> _Required task_
Each line that follows is to be retyped exactly.

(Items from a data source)
☆ ☆ ☆ ☆ ☆ ☆ ☆

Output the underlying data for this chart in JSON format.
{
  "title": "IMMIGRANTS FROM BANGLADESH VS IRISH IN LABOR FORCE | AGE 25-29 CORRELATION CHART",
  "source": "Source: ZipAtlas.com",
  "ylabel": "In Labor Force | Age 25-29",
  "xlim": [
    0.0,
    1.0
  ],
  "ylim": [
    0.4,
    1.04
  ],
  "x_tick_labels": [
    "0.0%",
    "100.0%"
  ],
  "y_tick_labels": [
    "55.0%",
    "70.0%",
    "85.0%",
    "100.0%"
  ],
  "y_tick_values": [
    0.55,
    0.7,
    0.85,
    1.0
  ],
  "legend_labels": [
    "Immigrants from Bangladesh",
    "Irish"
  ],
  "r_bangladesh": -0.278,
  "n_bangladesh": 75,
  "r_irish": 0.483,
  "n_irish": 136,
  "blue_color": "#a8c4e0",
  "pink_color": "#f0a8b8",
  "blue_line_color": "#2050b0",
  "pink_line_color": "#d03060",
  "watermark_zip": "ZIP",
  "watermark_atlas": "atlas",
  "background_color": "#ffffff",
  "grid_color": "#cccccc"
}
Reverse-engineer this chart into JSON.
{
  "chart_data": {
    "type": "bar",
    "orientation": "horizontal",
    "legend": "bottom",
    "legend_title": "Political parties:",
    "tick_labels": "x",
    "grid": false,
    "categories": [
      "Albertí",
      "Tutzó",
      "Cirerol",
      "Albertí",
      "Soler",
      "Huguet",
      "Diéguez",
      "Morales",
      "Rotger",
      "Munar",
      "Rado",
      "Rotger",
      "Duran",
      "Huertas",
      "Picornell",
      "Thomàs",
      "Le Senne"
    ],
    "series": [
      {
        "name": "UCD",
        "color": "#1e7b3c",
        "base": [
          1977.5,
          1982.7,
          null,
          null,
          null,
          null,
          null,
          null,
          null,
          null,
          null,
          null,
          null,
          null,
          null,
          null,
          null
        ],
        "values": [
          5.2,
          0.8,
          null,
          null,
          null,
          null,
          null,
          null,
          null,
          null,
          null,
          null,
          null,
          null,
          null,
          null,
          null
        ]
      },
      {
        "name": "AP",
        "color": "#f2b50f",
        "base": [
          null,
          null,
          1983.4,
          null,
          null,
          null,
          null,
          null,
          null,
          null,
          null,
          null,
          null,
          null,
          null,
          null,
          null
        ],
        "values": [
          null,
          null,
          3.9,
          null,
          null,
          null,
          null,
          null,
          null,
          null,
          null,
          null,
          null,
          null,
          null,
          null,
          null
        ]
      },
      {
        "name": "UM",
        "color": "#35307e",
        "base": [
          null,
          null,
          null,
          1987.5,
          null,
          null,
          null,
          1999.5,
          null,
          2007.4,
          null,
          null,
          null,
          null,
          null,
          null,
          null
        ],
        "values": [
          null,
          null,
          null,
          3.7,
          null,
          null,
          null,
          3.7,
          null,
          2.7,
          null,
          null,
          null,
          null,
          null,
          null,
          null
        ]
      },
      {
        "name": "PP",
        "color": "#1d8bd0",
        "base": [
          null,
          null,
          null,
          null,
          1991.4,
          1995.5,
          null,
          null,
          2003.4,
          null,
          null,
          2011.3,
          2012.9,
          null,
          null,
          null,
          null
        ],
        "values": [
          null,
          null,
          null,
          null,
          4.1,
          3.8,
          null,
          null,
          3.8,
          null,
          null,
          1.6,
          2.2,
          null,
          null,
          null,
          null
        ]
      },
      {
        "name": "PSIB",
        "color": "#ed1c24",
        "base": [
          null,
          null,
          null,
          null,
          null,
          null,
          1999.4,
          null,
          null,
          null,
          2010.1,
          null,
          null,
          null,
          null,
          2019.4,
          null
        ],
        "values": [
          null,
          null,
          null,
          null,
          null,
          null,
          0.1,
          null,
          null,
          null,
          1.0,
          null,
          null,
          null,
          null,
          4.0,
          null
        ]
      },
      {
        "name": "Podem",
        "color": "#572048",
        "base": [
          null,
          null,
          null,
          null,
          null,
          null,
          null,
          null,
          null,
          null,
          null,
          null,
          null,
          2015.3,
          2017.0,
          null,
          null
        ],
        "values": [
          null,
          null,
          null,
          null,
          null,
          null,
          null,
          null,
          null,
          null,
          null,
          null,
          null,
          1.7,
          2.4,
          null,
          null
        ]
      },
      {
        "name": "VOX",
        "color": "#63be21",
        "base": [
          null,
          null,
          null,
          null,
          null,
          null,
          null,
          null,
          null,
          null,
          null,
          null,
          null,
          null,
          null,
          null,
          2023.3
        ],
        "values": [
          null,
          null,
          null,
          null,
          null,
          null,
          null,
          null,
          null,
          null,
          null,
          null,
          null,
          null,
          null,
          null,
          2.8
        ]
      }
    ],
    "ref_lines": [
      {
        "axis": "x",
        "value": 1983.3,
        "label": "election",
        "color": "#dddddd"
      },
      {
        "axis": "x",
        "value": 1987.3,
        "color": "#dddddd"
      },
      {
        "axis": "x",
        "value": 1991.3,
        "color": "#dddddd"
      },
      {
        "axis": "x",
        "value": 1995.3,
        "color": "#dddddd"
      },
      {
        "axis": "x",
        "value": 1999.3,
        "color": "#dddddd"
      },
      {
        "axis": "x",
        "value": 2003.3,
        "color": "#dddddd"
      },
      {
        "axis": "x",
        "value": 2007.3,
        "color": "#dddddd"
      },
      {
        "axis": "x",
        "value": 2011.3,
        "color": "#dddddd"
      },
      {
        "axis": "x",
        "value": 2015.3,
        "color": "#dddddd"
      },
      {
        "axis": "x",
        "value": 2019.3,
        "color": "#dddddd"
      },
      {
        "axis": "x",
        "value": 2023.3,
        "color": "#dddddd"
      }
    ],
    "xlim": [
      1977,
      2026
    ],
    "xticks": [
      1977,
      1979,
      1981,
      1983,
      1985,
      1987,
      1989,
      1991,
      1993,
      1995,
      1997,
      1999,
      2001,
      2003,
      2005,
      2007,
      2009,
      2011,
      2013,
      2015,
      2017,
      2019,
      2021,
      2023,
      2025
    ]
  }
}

☆ ☆ ☆ ☆ ☆ ☆ ☆

> _Written response_
Output the underlying data for this chart in JSON format.
{
  "title": "IMMIGRANTS FROM BANGLADESH VS IRISH IN LABOR FORCE | AGE 25-29 CORRELATION CHART",
  "source": "Source: ZipAtlas.com",
  "ylabel": "In Labor Force | Age 25-29",
  "xlim": [
    0.0,
    1.0
  ],
  "ylim": [
    0.4,
    1.04
  ],
  "x_tick_labels": [
    "0.0%",
    "100.0%"
  ],
  "y_tick_labels": [
    "55.0%",
    "70.0%",
    "85.0%",
    "100.0%"
  ],
  "y_tick_values": [
    0.55,
    0.7,
    0.85,
    1.0
  ],
  "legend_labels": [
    "Immigrants from Bangladesh",
    "Irish"
  ],
  "r_bangladesh": -0.278,
  "n_bangladesh": 75,
  "r_irish": 0.483,
  "n_irish": 136,
  "blue_color": "#a8c4e0",
  "pink_color": "#f0a8b8",
  "blue_line_color": "#2050b0",
  "pink_line_color": "#d03060",
  "watermark_zip": "ZIP",
  "watermark_atlas": "atlas",
  "background_color": "#ffffff",
  "grid_color": "#cccccc"
}
Reverse-engineer this chart into JSON.
{
  "chart_data": {
    "type": "bar",
    "orientation": "horizontal",
    "legend": "bottom",
    "legend_title": "Political parties:",
    "tick_labels": "x",
    "grid": false,
    "categories": [
      "Albertí",
      "Tutzó",
      "Cirerol",
      "Albertí",
      "Soler",
      "Huguet",
      "Diéguez",
      "Morales",
      "Rotger",
      "Munar",
      "Rado",
      "Rotger",
      "Duran",
      "Huertas",
      "Picornell",
      "Thomàs",
      "Le Senne"
    ],
    "series": [
      {
        "name": "UCD",
        "color": "#1e7b3c",
        "base": [
          1977.5,
          1982.7,
          null,
          null,
          null,
          null,
          null,
          null,
          null,
          null,
          null,
          null,
          null,
          null,
          null,
          null,
          null
        ],
        "values": [
          5.2,
          0.8,
          null,
          null,
          null,
          null,
          null,
          null,
          null,
          null,
          null,
          null,
          null,
          null,
          null,
          null,
          null
        ]
      },
      {
        "name": "AP",
        "color": "#f2b50f",
        "base": [
          null,
          null,
          1983.4,
          null,
          null,
          null,
          null,
          null,
          null,
          null,
          null,
          null,
          null,
          null,
          null,
          null,
          null
        ],
        "values": [
          null,
          null,
          3.9,
          null,
          null,
          null,
          null,
          null,
          null,
          null,
          null,
          null,
          null,
          null,
          null,
          null,
          null
        ]
      },
      {
        "name": "UM",
        "color": "#35307e",
        "base": [
          null,
          null,
          null,
          1987.5,
          null,
          null,
          null,
          1999.5,
          null,
          2007.4,
          null,
          null,
          null,
          null,
          null,
          null,
          null
        ],
        "values": [
          null,
          null,
          null,
          3.7,
          null,
          null,
          null,
          3.7,
          null,
          2.7,
          null,
          null,
          null,
          null,
          null,
          null,
          null
        ]
      },
      {
        "name": "PP",
        "color": "#1d8bd0",
        "base": [
          null,
          null,
          null,
          null,
          1991.4,
          1995.5,
          null,
          null,
          2003.4,
          null,
          null,
          2011.3,
          2012.9,
          null,
          null,
          null,
          null
        ],
        "values": [
          null,
          null,
          null,
          null,
          4.1,
          3.8,
          null,
          null,
          3.8,
          null,
          null,
          1.6,
          2.2,
          null,
          null,
          null,
          null
        ]
      },
      {
        "name": "PSIB",
        "color": "#ed1c24",
        "base": [
          null,
          null,
          null,
          null,
          null,
          null,
          1999.4,
          null,
          null,
          null,
          2010.1,
          null,
          null,
          null,
          null,
          2019.4,
          null
        ],
        "values": [
          null,
          null,
          null,
          null,
          null,
          null,
          0.1,
          null,
          null,
          null,
          1.0,
          null,
          null,
          null,
          null,
          4.0,
          null
        ]
      },
      {
        "name": "Podem",
        "color": "#572048",
        "base": [
          null,
          null,
          null,
          null,
          null,
          null,
          null,
          null,
          null,
          null,
          null,
          null,
          null,
          2015.3,
          2017.0,
          null,
          null
        ],
        "values": [
          null,
          null,
          null,
          null,
          null,
          null,
          null,
          null,
          null,
          null,
          null,
          null,
          null,
          1.7,
          2.4,
          null,
          null
        ]
      },
      {
        "name": "VOX",
        "color": "#63be21",
        "base": [
          null,
          null,
          null,
          null,
          null,
          null,
          null,
          null,
          null,
          null,
          null,
          null,
          null,
          null,
          null,
          null,
          2023.3
        ],
        "values": [
          null,
          null,
          null,
          null,
          null,
          null,
          null,
          null,
          null,
          null,
          null,
          null,
          null,
          null,
          null,
          null,
          2.8
        ]
      }
    ],
    "ref_lines": [
      {
        "axis": "x",
        "value": 1983.3,
        "label": "election",
        "color": "#dddddd"
      },
      {
        "axis": "x",
        "value": 1987.3,
        "color": "#dddddd"
      },
      {
        "axis": "x",
        "value": 1991.3,
        "color": "#dddddd"
      },
      {
        "axis": "x",
        "value": 1995.3,
        "color": "#dddddd"
      },
      {
        "axis": "x",
        "value": 1999.3,
        "color": "#dddddd"
      },
      {
        "axis": "x",
        "value": 2003.3,
        "color": "#dddddd"
      },
      {
        "axis": "x",
        "value": 2007.3,
        "color": "#dddddd"
      },
      {
        "axis": "x",
        "value": 2011.3,
        "color": "#dddddd"
      },
      {
        "axis": "x",
        "value": 2015.3,
        "color": "#dddddd"
      },
      {
        "axis": "x",
        "value": 2019.3,
        "color": "#dddddd"
      },
      {
        "axis": "x",
        "value": 2023.3,
        "color": "#dddddd"
      }
    ],
    "xlim": [
      1977,
      2026
    ],
    "xticks": [
      1977,
      1979,
      1981,
      1983,
      1985,
      1987,
      1989,
      1991,
      1993,
      1995,
      1997,
      1999,
      2001,
      2003,
      2005,
      2007,
      2009,
      2011,
      2013,
      2015,
      2017,
      2019,
      2021,
      2023,
      2025
    ]
  }
}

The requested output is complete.